> _PROBLEM TO WORK ON_: Could you copy the listing below word for word, beginning at its first line and stopping after the line that contains "bar xyxy=(407,234,642,258)"?
-------
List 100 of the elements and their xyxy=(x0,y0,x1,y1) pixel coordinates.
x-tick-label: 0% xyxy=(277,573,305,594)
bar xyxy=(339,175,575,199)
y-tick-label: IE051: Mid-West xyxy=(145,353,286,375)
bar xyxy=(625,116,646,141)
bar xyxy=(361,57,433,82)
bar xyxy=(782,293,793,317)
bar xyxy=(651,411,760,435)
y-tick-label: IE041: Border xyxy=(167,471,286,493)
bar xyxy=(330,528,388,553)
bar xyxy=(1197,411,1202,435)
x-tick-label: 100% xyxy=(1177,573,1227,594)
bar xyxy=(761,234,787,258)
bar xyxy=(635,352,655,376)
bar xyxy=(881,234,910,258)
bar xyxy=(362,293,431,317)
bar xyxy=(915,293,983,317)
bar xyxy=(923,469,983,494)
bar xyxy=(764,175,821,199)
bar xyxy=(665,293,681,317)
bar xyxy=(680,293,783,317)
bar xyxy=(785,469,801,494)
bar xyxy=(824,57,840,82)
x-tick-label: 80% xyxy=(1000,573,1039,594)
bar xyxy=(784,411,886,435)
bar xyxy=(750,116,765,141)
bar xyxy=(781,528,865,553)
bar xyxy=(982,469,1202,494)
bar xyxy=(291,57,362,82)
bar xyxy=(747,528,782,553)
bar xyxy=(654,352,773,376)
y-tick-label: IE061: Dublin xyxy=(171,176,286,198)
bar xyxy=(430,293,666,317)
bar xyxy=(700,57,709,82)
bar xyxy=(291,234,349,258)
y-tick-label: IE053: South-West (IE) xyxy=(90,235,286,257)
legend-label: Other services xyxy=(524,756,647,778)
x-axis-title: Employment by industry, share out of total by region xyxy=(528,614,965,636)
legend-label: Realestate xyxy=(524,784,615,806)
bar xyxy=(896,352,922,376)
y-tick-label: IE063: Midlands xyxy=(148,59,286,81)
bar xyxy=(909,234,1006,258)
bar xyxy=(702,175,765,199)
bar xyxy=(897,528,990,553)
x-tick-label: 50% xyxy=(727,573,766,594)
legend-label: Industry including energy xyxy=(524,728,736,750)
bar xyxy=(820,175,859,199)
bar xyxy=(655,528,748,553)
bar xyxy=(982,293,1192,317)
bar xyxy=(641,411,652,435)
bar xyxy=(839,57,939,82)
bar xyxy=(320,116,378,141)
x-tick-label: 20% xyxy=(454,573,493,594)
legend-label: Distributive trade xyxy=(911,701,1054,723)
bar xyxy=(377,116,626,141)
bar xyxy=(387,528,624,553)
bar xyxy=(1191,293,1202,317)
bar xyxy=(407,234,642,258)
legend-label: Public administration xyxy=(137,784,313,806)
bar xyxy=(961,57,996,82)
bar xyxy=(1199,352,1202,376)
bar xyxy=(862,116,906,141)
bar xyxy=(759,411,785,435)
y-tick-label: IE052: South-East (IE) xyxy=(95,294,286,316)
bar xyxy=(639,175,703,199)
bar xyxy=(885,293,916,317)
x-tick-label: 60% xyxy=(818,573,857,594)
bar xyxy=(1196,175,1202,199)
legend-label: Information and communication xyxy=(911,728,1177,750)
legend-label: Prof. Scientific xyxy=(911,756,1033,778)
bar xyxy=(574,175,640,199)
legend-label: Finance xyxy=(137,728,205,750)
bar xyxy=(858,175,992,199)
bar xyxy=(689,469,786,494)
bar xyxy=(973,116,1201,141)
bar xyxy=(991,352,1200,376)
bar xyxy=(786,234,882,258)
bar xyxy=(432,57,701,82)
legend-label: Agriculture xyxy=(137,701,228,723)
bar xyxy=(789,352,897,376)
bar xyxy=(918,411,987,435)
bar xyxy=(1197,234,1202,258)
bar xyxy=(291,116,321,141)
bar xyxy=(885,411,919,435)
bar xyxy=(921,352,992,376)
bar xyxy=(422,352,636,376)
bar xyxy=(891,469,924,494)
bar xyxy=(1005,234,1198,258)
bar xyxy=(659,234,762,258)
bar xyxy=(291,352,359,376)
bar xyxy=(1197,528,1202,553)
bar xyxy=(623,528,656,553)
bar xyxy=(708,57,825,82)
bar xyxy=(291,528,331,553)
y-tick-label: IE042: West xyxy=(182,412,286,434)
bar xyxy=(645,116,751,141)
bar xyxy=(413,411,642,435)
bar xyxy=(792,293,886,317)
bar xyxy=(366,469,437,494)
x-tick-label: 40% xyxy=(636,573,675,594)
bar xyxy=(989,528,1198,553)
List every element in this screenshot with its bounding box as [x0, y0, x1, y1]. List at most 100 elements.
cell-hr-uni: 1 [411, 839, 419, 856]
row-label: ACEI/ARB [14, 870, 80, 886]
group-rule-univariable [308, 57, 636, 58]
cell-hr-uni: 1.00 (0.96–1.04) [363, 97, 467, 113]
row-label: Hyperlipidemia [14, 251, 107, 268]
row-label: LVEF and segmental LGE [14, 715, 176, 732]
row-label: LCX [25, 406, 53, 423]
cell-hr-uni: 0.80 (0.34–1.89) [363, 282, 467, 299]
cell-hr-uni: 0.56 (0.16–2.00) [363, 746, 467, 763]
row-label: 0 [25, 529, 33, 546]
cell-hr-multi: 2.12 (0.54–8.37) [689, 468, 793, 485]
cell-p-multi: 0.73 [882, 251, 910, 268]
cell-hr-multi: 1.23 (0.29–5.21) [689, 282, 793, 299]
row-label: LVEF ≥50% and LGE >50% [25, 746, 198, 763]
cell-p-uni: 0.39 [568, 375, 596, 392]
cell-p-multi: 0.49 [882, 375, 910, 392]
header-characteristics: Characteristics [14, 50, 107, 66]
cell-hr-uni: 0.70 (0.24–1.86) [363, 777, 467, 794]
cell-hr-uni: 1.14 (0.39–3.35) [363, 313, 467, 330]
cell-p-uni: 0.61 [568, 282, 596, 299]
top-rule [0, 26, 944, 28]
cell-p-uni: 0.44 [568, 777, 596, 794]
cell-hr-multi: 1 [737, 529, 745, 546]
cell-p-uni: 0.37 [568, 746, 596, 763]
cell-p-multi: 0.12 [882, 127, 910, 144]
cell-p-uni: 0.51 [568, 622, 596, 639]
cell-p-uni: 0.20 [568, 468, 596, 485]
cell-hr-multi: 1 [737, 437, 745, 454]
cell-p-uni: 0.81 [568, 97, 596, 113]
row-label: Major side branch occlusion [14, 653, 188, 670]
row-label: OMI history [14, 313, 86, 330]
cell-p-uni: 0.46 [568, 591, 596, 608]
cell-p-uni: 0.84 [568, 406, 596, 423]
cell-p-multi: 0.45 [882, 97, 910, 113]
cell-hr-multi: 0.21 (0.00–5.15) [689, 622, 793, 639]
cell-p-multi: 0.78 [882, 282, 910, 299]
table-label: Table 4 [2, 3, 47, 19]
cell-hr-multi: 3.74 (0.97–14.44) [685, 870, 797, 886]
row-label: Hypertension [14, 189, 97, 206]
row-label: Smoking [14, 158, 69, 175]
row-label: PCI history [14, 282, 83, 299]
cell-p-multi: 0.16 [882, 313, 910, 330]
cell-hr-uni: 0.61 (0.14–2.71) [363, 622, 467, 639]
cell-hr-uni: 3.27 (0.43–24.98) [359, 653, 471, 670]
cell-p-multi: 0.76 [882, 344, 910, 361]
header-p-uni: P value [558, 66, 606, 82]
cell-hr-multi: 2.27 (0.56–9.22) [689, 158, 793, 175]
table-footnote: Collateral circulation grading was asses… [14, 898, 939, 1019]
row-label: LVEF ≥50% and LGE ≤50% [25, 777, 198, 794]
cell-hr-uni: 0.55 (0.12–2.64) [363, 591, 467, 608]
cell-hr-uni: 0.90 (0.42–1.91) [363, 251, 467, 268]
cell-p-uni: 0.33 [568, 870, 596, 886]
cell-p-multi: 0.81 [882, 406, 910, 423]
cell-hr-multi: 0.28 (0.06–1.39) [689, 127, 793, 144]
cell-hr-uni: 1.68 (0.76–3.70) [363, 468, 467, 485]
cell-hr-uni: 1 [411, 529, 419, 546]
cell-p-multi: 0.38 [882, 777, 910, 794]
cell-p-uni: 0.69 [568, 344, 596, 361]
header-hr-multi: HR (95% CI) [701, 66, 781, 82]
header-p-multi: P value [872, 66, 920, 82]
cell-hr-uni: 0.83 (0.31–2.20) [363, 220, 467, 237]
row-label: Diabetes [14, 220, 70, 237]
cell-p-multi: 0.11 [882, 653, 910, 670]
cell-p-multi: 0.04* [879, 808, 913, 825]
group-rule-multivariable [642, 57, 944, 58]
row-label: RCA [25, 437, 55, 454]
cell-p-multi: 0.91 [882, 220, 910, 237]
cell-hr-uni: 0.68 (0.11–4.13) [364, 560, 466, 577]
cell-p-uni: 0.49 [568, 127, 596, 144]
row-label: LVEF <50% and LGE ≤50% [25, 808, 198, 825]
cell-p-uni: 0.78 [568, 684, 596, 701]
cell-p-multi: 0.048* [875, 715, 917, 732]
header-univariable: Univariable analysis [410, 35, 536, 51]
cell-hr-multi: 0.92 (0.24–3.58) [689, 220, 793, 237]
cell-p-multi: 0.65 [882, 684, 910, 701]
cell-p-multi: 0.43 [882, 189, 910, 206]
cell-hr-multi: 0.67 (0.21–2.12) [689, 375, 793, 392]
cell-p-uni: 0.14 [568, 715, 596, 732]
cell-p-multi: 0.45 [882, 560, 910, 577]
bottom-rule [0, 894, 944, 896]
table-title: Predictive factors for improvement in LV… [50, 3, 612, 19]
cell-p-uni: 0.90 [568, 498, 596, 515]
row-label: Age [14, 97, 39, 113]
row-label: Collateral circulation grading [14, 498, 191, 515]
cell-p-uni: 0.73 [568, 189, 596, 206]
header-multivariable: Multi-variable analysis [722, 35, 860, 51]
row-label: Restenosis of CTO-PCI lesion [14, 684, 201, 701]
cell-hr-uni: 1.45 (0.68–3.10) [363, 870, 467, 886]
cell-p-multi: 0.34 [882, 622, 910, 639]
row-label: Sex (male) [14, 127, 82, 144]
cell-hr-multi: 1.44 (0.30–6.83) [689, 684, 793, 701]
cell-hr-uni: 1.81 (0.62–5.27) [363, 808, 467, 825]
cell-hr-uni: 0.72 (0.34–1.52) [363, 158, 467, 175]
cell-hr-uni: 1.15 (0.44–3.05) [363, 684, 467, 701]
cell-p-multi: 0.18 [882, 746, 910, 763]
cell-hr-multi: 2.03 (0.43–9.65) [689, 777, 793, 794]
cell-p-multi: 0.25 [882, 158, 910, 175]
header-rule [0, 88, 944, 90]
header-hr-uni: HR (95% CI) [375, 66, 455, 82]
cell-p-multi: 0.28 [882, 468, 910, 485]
-------
> _FINAL RESULT_:
List 100 of the elements and their xyxy=(x0,y0,x1,y1) pixel coordinates.
x-tick-label: 0% xyxy=(277,573,305,594)
bar xyxy=(339,175,575,199)
y-tick-label: IE051: Mid-West xyxy=(145,353,286,375)
bar xyxy=(625,116,646,141)
bar xyxy=(361,57,433,82)
bar xyxy=(782,293,793,317)
bar xyxy=(651,411,760,435)
y-tick-label: IE041: Border xyxy=(167,471,286,493)
bar xyxy=(330,528,388,553)
bar xyxy=(1197,411,1202,435)
x-tick-label: 100% xyxy=(1177,573,1227,594)
bar xyxy=(761,234,787,258)
bar xyxy=(635,352,655,376)
bar xyxy=(881,234,910,258)
bar xyxy=(362,293,431,317)
bar xyxy=(915,293,983,317)
bar xyxy=(923,469,983,494)
bar xyxy=(764,175,821,199)
bar xyxy=(665,293,681,317)
bar xyxy=(680,293,783,317)
bar xyxy=(785,469,801,494)
bar xyxy=(824,57,840,82)
x-tick-label: 80% xyxy=(1000,573,1039,594)
bar xyxy=(784,411,886,435)
bar xyxy=(750,116,765,141)
bar xyxy=(781,528,865,553)
bar xyxy=(982,469,1202,494)
bar xyxy=(291,57,362,82)
bar xyxy=(747,528,782,553)
bar xyxy=(654,352,773,376)
y-tick-label: IE061: Dublin xyxy=(171,176,286,198)
bar xyxy=(430,293,666,317)
bar xyxy=(700,57,709,82)
bar xyxy=(291,234,349,258)
y-tick-label: IE053: South-West (IE) xyxy=(90,235,286,257)
legend-label: Other services xyxy=(524,756,647,778)
x-axis-title: Employment by industry, share out of total by region xyxy=(528,614,965,636)
legend-label: Realestate xyxy=(524,784,615,806)
bar xyxy=(896,352,922,376)
y-tick-label: IE063: Midlands xyxy=(148,59,286,81)
bar xyxy=(909,234,1006,258)
bar xyxy=(702,175,765,199)
bar xyxy=(897,528,990,553)
x-tick-label: 50% xyxy=(727,573,766,594)
legend-label: Industry including energy xyxy=(524,728,736,750)
bar xyxy=(820,175,859,199)
bar xyxy=(655,528,748,553)
bar xyxy=(982,293,1192,317)
bar xyxy=(641,411,652,435)
bar xyxy=(839,57,939,82)
bar xyxy=(320,116,378,141)
x-tick-label: 20% xyxy=(454,573,493,594)
legend-label: Distributive trade xyxy=(911,701,1054,723)
bar xyxy=(377,116,626,141)
bar xyxy=(387,528,624,553)
bar xyxy=(1191,293,1202,317)
bar xyxy=(407,234,642,258)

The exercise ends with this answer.